| WRITTEN REQUEST |
Write out each line from the data below that includes the word "rest".

(Data records)

◇ ◇ ◇ ◇

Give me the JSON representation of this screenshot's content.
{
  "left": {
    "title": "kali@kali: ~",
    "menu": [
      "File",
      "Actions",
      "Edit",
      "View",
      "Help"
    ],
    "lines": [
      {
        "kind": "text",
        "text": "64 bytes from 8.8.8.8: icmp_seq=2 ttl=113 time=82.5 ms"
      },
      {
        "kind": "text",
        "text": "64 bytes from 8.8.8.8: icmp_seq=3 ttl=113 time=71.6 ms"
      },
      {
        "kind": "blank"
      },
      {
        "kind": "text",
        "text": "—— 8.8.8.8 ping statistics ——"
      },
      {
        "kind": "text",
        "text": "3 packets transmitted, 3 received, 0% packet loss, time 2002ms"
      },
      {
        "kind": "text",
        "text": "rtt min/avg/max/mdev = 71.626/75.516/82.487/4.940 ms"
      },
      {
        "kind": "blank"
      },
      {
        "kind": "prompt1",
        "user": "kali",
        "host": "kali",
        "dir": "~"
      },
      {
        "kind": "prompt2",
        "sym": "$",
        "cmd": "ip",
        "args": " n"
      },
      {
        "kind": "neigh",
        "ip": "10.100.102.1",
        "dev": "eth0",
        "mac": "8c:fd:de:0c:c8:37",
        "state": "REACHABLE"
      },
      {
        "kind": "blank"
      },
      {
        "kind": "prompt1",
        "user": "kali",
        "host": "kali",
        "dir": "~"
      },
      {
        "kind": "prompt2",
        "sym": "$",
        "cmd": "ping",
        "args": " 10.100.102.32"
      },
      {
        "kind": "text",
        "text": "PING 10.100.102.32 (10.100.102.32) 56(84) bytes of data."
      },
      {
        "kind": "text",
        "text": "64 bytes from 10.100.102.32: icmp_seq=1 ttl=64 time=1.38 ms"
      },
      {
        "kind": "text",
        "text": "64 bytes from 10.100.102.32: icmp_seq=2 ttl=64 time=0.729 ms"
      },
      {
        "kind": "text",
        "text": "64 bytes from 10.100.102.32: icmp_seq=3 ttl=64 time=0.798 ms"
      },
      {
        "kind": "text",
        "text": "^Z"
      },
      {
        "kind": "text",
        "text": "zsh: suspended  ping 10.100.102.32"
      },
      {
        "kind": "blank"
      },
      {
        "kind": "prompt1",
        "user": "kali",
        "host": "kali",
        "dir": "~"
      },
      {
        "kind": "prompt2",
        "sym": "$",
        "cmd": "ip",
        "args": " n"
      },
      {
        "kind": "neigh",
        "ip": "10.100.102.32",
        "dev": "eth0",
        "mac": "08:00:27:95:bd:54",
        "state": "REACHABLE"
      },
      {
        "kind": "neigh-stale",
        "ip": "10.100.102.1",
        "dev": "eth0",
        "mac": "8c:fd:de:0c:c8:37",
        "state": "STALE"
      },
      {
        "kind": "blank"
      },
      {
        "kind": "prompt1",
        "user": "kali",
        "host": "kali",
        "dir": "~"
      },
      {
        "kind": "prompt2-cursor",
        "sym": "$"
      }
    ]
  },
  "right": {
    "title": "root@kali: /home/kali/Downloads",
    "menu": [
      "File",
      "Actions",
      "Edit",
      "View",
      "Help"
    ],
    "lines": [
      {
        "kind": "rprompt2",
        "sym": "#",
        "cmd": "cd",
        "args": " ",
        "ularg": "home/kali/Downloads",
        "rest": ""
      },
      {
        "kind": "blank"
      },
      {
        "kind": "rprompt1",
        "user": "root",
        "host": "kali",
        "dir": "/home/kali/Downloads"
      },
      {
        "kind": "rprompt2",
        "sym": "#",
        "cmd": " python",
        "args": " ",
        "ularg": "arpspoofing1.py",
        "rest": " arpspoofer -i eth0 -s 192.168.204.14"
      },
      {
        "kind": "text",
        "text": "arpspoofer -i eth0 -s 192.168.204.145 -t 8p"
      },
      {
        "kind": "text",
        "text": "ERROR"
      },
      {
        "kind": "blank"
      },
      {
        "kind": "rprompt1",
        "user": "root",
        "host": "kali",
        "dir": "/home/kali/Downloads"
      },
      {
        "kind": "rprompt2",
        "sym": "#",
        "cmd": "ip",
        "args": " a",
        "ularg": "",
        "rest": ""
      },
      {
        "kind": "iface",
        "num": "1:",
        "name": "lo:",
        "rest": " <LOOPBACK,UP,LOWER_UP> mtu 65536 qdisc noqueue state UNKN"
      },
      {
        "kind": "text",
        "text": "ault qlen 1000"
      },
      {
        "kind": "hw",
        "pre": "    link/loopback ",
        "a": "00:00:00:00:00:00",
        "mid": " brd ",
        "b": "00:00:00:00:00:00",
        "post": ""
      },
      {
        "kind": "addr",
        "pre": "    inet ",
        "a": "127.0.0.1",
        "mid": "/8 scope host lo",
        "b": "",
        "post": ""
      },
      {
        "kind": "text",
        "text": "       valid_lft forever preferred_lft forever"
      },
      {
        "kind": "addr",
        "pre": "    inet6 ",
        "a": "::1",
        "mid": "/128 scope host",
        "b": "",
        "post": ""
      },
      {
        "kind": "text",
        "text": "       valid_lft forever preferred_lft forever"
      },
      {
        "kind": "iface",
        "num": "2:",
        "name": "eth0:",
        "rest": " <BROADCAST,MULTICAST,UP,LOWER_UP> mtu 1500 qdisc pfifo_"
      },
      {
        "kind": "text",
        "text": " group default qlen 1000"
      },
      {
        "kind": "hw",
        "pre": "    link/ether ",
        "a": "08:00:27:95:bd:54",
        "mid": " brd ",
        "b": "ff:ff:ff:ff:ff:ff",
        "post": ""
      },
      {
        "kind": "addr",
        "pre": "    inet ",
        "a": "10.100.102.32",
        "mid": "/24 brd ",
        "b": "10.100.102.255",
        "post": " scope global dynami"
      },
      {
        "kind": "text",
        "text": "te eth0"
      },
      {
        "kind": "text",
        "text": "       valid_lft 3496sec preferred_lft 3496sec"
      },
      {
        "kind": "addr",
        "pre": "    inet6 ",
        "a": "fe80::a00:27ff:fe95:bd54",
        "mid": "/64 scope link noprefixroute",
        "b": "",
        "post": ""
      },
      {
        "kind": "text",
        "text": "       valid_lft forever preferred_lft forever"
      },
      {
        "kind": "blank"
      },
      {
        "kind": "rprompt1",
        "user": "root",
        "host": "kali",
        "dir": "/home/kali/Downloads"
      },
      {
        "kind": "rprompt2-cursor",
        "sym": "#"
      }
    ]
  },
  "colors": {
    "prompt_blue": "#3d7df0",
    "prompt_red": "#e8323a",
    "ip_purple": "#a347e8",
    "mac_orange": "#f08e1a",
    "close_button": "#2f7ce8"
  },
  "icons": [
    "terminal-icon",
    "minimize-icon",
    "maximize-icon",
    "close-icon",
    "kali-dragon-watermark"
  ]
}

◇ ◇ ◇ ◇

| OUTPUT BELOW |
        "rest": ""
        "rest": " arpspoofer -i eth0 -s 192.168.204.14"
        "rest": ""
        "rest": " <LOOPBACK,UP,LOWER_UP> mtu 65536 qdisc noqueue state UNKN"
        "rest": " <BROADCAST,MULTICAST,UP,LOWER_UP> mtu 1500 qdisc pfifo_"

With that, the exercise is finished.